> **Task goal**
Can you write out all of the material below, word for word?

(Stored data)
---------------

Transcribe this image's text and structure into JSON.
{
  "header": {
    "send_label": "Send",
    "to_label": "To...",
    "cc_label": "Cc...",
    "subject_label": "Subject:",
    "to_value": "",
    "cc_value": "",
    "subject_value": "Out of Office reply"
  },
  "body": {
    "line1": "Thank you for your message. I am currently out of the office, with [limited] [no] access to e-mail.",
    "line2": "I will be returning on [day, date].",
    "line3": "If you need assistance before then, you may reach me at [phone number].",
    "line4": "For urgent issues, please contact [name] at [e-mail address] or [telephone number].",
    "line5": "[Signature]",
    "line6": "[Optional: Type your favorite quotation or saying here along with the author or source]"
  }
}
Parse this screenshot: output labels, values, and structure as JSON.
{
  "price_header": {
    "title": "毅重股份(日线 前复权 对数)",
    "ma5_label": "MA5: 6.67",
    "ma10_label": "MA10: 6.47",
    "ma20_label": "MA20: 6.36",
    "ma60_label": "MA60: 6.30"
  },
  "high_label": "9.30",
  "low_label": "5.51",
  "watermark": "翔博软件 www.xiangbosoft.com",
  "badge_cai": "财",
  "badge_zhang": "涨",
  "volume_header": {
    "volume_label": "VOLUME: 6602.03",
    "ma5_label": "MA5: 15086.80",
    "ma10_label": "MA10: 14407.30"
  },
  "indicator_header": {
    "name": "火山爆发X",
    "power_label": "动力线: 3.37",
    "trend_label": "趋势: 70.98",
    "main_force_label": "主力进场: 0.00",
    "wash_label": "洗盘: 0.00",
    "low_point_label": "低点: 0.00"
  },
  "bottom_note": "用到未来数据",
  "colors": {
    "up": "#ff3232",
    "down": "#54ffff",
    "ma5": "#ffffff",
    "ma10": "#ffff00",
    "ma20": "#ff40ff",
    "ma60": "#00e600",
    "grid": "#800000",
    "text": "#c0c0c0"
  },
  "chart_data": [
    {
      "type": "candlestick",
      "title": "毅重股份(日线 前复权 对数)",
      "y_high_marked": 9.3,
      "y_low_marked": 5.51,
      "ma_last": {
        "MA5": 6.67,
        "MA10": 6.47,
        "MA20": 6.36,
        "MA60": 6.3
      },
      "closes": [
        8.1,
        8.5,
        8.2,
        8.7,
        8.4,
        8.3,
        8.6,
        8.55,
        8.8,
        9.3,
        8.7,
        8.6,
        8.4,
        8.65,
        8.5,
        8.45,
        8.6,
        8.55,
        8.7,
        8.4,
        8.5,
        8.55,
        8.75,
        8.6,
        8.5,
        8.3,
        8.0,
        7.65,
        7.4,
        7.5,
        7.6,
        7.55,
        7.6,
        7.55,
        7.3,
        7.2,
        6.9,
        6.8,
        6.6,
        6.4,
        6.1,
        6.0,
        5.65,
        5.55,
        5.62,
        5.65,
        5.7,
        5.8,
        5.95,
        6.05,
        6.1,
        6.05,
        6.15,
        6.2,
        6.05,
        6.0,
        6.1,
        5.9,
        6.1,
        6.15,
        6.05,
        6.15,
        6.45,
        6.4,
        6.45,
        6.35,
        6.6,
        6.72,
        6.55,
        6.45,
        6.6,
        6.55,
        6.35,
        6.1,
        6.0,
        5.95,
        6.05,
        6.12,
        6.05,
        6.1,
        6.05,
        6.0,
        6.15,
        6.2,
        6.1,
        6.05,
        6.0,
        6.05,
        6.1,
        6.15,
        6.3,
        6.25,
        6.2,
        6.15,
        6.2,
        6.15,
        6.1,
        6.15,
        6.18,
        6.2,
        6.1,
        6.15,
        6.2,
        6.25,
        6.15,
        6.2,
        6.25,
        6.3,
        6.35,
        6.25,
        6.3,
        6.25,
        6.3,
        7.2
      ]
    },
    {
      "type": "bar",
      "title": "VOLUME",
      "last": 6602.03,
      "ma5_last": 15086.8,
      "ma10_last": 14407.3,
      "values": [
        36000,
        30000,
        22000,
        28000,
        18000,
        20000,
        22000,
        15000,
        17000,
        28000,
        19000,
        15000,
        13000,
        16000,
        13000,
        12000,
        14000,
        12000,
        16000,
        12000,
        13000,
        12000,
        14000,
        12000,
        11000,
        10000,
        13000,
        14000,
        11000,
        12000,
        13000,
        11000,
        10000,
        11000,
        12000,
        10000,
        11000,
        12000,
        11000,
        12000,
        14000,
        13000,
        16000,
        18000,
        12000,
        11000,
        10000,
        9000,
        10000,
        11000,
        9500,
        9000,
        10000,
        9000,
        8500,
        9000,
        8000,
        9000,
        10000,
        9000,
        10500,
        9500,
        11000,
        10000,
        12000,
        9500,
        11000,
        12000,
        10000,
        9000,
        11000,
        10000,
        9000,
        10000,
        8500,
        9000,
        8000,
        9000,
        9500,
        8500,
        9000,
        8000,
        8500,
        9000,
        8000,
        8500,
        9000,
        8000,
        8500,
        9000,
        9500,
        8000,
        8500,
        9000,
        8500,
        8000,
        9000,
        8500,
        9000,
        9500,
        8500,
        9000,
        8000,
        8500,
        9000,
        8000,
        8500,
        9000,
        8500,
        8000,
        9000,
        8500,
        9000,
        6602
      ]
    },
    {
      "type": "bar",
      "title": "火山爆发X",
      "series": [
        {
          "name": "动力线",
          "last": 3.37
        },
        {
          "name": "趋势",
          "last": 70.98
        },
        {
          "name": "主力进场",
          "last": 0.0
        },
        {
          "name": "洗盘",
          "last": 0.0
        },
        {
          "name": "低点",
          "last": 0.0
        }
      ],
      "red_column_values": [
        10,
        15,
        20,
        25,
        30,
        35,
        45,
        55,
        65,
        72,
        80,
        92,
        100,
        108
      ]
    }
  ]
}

---------------

> **Output of the task**
Transcribe this image's text and structure into JSON.
{
  "header": {
    "send_label": "Send",
    "to_label": "To...",
    "cc_label": "Cc...",
    "subject_label": "Subject:",
    "to_value": "",
    "cc_value": "",
    "subject_value": "Out of Office reply"
  },
  "body": {
    "line1": "Thank you for your message. I am currently out of the office, with [limited] [no] access to e-mail.",
    "line2": "I will be returning on [day, date].",
    "line3": "If you need assistance before then, you may reach me at [phone number].",
    "line4": "For urgent issues, please contact [name] at [e-mail address] or [telephone number].",
    "line5": "[Signature]",
    "line6": "[Optional: Type your favorite quotation or saying here along with the author or source]"
  }
}
Parse this screenshot: output labels, values, and structure as JSON.
{
  "price_header": {
    "title": "毅重股份(日线 前复权 对数)",
    "ma5_label": "MA5: 6.67",
    "ma10_label": "MA10: 6.47",
    "ma20_label": "MA20: 6.36",
    "ma60_label": "MA60: 6.30"
  },
  "high_label": "9.30",
  "low_label": "5.51",
  "watermark": "翔博软件 www.xiangbosoft.com",
  "badge_cai": "财",
  "badge_zhang": "涨",
  "volume_header": {
    "volume_label": "VOLUME: 6602.03",
    "ma5_label": "MA5: 15086.80",
    "ma10_label": "MA10: 14407.30"
  },
  "indicator_header": {
    "name": "火山爆发X",
    "power_label": "动力线: 3.37",
    "trend_label": "趋势: 70.98",
    "main_force_label": "主力进场: 0.00",
    "wash_label": "洗盘: 0.00",
    "low_point_label": "低点: 0.00"
  },
  "bottom_note": "用到未来数据",
  "colors": {
    "up": "#ff3232",
    "down": "#54ffff",
    "ma5": "#ffffff",
    "ma10": "#ffff00",
    "ma20": "#ff40ff",
    "ma60": "#00e600",
    "grid": "#800000",
    "text": "#c0c0c0"
  },
  "chart_data": [
    {
      "type": "candlestick",
      "title": "毅重股份(日线 前复权 对数)",
      "y_high_marked": 9.3,
      "y_low_marked": 5.51,
      "ma_last": {
        "MA5": 6.67,
        "MA10": 6.47,
        "MA20": 6.36,
        "MA60": 6.3
      },
      "closes": [
        8.1,
        8.5,
        8.2,
        8.7,
        8.4,
        8.3,
        8.6,
        8.55,
        8.8,
        9.3,
        8.7,
        8.6,
        8.4,
        8.65,
        8.5,
        8.45,
        8.6,
        8.55,
        8.7,
        8.4,
        8.5,
        8.55,
        8.75,
        8.6,
        8.5,
        8.3,
        8.0,
        7.65,
        7.4,
        7.5,
        7.6,
        7.55,
        7.6,
        7.55,
        7.3,
        7.2,
        6.9,
        6.8,
        6.6,
        6.4,
        6.1,
        6.0,
        5.65,
        5.55,
        5.62,
        5.65,
        5.7,
        5.8,
        5.95,
        6.05,
        6.1,
        6.05,
        6.15,
        6.2,
        6.05,
        6.0,
        6.1,
        5.9,
        6.1,
        6.15,
        6.05,
        6.15,
        6.45,
        6.4,
        6.45,
        6.35,
        6.6,
        6.72,
        6.55,
        6.45,
        6.6,
        6.55,
        6.35,
        6.1,
        6.0,
        5.95,
        6.05,
        6.12,
        6.05,
        6.1,
        6.05,
        6.0,
        6.15,
        6.2,
        6.1,
        6.05,
        6.0,
        6.05,
        6.1,
        6.15,
        6.3,
        6.25,
        6.2,
        6.15,
        6.2,
        6.15,
        6.1,
        6.15,
        6.18,
        6.2,
        6.1,
        6.15,
        6.2,
        6.25,
        6.15,
        6.2,
        6.25,
        6.3,
        6.35,
        6.25,
        6.3,
        6.25,
        6.3,
        7.2
      ]
    },
    {
      "type": "bar",
      "title": "VOLUME",
      "last": 6602.03,
      "ma5_last": 15086.8,
      "ma10_last": 14407.3,
      "values": [
        36000,
        30000,
        22000,
        28000,
        18000,
        20000,
        22000,
        15000,
        17000,
        28000,
        19000,
        15000,
        13000,
        16000,
        13000,
        12000,
        14000,
        12000,
        16000,
        12000,
        13000,
        12000,
        14000,
        12000,
        11000,
        10000,
        13000,
        14000,
        11000,
        12000,
        13000,
        11000,
        10000,
        11000,
        12000,
        10000,
        11000,
        12000,
        11000,
        12000,
        14000,
        13000,
        16000,
        18000,
        12000,
        11000,
        10000,
        9000,
        10000,
        11000,
        9500,
        9000,
        10000,
        9000,
        8500,
        9000,
        8000,
        9000,
        10000,
        9000,
        10500,
        9500,
        11000,
        10000,
        12000,
        9500,
        11000,
        12000,
        10000,
        9000,
        11000,
        10000,
        9000,
        10000,
        8500,
        9000,
        8000,
        9000,
        9500,
        8500,
        9000,
        8000,
        8500,
        9000,
        8000,
        8500,
        9000,
        8000,
        8500,
        9000,
        9500,
        8000,
        8500,
        9000,
        8500,
        8000,
        9000,
        8500,
        9000,
        9500,
        8500,
        9000,
        8000,
        8500,
        9000,
        8000,
        8500,
        9000,
        8500,
        8000,
        9000,
        8500,
        9000,
        6602
      ]
    },
    {
      "type": "bar",
      "title": "火山爆发X",
      "series": [
        {
          "name": "动力线",
          "last": 3.37
        },
        {
          "name": "趋势",
          "last": 70.98
        },
        {
          "name": "主力进场",
          "last": 0.0
        },
        {
          "name": "洗盘",
          "last": 0.0
        },
        {
          "name": "低点",
          "last": 0.0
        }
      ],
      "red_column_values": [
        10,
        15,
        20,
        25,
        30,
        35,
        45,
        55,
        65,
        72,
        80,
        92,
        100,
        108
      ]
    }
  ]
}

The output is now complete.